#### Requirements:
Copy each line below in which the string "type" occurs.

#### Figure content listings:
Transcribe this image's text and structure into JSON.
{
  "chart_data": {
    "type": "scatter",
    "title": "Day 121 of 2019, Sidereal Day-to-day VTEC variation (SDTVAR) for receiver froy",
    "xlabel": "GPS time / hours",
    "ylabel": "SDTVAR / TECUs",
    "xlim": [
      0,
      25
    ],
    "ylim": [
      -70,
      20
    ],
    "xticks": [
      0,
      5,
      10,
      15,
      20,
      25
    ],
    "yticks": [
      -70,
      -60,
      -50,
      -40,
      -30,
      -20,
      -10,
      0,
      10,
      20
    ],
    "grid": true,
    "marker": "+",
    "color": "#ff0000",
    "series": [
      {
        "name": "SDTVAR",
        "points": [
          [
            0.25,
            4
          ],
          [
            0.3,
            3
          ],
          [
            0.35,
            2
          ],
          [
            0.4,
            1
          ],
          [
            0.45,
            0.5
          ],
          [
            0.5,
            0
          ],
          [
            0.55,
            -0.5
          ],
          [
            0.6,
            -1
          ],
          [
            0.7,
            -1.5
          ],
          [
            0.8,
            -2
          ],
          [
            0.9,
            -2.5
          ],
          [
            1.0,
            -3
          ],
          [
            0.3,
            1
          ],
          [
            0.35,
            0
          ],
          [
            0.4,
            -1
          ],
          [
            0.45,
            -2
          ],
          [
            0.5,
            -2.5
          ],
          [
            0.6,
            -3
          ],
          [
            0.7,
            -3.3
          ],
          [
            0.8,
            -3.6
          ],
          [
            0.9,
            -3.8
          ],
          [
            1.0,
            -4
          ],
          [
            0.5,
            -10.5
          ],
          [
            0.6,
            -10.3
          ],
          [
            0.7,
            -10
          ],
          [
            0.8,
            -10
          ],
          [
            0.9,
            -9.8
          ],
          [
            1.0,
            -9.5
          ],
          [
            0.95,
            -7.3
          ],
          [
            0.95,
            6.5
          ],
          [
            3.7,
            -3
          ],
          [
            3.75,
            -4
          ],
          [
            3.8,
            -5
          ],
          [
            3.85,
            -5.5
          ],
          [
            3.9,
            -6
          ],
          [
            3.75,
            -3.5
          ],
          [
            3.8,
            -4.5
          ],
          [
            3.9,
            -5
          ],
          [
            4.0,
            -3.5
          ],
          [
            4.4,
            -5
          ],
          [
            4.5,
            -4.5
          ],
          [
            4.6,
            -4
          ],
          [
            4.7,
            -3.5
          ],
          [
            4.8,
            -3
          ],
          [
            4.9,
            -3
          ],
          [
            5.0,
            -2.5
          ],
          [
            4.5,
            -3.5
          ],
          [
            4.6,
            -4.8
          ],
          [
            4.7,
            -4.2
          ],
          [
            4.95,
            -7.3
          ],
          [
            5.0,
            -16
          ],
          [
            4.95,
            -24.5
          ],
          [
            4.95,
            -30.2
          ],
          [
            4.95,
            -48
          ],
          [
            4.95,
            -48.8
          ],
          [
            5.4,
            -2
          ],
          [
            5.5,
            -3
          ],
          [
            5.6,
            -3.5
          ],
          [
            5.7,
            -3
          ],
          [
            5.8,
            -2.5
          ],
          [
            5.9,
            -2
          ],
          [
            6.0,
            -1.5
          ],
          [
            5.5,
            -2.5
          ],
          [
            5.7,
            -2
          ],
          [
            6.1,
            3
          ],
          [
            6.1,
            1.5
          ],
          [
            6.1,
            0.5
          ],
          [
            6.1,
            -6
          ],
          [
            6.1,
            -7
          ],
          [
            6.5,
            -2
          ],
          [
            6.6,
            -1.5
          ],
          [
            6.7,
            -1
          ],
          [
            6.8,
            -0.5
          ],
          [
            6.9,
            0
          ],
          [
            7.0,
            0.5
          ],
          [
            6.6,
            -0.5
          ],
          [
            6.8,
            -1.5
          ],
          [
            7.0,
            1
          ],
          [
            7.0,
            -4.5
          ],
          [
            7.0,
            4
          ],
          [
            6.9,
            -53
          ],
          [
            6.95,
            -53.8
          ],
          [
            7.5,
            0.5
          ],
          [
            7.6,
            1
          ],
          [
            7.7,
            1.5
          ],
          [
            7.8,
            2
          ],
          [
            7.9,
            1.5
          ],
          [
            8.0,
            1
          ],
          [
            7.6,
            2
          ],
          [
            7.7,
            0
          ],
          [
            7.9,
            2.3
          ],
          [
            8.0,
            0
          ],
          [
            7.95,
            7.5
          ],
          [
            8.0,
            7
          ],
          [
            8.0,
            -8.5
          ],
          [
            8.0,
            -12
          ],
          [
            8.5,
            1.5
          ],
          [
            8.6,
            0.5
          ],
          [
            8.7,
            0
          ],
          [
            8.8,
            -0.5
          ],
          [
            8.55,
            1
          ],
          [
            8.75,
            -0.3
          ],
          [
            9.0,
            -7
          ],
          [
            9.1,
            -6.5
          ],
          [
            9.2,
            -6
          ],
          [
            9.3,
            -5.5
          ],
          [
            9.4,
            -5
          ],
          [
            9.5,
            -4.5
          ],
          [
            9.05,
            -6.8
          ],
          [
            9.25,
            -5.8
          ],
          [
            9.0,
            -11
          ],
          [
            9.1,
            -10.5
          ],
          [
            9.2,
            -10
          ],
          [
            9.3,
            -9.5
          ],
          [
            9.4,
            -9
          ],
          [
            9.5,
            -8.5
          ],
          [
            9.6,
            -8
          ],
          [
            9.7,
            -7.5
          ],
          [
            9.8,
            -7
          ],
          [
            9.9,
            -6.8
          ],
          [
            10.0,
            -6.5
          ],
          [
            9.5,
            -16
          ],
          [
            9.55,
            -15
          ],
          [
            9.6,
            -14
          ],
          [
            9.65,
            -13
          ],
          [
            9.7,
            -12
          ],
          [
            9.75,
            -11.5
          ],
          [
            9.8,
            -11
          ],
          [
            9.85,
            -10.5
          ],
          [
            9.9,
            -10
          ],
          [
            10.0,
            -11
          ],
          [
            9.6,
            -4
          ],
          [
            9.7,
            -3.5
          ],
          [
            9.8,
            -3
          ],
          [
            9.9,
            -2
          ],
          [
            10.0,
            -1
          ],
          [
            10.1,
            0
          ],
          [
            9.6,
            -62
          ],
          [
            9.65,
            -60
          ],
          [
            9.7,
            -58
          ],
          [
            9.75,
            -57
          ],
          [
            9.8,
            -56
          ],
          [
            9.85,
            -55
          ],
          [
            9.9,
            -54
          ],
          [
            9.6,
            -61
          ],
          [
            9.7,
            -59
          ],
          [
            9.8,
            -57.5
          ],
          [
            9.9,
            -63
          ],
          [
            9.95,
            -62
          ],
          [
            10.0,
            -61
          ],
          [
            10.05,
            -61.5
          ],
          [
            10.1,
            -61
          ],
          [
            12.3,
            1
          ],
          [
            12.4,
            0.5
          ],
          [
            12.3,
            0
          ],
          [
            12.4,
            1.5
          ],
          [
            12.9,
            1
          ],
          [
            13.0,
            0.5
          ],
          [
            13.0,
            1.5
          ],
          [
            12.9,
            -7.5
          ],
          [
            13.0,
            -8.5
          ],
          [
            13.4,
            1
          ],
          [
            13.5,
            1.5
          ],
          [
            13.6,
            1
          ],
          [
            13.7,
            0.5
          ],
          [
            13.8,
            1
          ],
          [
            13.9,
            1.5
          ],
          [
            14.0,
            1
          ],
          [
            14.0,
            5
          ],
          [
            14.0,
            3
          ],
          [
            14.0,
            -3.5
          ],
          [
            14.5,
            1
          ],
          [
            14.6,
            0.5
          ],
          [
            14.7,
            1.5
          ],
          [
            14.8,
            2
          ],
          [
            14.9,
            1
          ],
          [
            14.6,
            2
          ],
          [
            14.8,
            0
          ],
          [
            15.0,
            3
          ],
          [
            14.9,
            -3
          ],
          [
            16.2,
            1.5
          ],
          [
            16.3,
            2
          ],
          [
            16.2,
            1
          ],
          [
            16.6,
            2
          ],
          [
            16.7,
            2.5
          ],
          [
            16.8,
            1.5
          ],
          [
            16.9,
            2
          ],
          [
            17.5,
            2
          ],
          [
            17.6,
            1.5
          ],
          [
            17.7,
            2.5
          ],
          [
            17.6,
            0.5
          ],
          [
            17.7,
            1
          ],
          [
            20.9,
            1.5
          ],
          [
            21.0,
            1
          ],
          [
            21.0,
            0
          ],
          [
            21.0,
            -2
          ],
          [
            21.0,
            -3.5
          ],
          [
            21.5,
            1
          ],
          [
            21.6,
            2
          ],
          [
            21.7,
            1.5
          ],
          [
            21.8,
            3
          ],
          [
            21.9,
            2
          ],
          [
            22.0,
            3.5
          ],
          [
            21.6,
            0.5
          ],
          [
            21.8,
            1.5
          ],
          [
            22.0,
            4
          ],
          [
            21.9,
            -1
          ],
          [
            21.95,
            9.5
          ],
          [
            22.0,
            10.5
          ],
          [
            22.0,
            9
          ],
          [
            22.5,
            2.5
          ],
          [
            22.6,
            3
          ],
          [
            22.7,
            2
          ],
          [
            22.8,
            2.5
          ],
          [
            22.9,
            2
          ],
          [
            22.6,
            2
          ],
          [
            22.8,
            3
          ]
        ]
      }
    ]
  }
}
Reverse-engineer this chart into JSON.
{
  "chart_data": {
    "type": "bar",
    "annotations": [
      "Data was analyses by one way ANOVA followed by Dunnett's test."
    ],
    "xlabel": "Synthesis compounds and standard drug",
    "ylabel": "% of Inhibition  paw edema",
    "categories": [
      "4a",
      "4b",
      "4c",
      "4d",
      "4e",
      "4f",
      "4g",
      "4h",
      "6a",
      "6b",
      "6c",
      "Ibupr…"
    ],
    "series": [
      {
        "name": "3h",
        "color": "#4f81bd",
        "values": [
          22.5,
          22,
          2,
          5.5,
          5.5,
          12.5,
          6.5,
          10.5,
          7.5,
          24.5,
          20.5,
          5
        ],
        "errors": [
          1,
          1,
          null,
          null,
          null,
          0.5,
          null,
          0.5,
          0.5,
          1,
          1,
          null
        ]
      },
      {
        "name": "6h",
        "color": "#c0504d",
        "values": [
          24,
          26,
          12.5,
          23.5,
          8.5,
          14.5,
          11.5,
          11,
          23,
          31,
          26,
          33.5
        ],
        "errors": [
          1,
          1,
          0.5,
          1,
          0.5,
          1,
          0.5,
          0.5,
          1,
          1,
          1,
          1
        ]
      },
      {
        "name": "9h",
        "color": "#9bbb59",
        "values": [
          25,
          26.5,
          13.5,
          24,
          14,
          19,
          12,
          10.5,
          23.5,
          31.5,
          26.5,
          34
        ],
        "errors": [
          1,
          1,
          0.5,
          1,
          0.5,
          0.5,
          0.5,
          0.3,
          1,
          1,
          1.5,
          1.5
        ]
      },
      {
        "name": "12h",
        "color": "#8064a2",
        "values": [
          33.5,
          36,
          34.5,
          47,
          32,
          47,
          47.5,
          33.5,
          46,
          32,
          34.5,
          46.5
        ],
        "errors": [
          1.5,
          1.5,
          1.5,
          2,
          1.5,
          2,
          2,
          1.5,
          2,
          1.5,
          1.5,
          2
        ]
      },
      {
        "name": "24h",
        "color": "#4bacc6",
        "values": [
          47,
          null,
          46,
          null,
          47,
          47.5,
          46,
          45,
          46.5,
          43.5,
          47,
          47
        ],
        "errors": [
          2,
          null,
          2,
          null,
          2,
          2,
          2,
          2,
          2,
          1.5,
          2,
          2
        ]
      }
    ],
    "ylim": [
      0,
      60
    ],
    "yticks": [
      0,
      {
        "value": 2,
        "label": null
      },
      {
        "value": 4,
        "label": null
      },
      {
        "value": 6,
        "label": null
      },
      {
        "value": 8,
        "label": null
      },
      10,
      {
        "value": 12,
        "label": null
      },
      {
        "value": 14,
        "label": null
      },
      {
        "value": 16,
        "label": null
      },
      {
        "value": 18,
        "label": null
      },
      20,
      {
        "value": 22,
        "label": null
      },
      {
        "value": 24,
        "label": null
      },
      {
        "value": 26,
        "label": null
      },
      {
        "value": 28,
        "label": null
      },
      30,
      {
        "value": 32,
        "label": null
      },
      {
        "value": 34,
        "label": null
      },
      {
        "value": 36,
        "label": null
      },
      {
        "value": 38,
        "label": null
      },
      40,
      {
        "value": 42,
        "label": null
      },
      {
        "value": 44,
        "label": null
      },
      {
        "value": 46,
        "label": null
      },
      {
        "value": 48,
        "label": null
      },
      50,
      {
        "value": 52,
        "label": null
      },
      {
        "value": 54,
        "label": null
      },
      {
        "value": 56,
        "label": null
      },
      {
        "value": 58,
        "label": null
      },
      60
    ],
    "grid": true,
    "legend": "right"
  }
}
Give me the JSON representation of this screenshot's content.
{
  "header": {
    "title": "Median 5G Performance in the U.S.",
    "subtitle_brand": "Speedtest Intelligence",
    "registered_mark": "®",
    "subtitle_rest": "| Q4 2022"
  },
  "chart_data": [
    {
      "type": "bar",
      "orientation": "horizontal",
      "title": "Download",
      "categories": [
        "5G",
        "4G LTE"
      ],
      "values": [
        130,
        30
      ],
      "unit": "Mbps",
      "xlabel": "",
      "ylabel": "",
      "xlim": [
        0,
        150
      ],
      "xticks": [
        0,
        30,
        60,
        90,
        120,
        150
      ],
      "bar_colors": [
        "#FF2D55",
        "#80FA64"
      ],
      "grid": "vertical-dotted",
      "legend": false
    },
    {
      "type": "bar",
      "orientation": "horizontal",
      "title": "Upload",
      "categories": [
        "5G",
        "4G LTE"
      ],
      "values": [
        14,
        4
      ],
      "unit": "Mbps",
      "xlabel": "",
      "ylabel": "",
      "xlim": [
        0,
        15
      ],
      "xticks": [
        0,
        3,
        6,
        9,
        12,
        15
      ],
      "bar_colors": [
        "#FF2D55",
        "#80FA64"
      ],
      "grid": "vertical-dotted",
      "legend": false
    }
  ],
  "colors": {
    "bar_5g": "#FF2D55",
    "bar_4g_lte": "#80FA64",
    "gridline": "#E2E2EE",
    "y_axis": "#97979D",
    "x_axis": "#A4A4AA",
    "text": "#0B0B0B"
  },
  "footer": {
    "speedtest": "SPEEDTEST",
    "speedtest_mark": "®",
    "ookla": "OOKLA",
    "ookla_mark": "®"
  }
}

#### Exercise answer:
    "type": "scatter",
    "type": "bar",
      "type": "bar",
      "type": "bar",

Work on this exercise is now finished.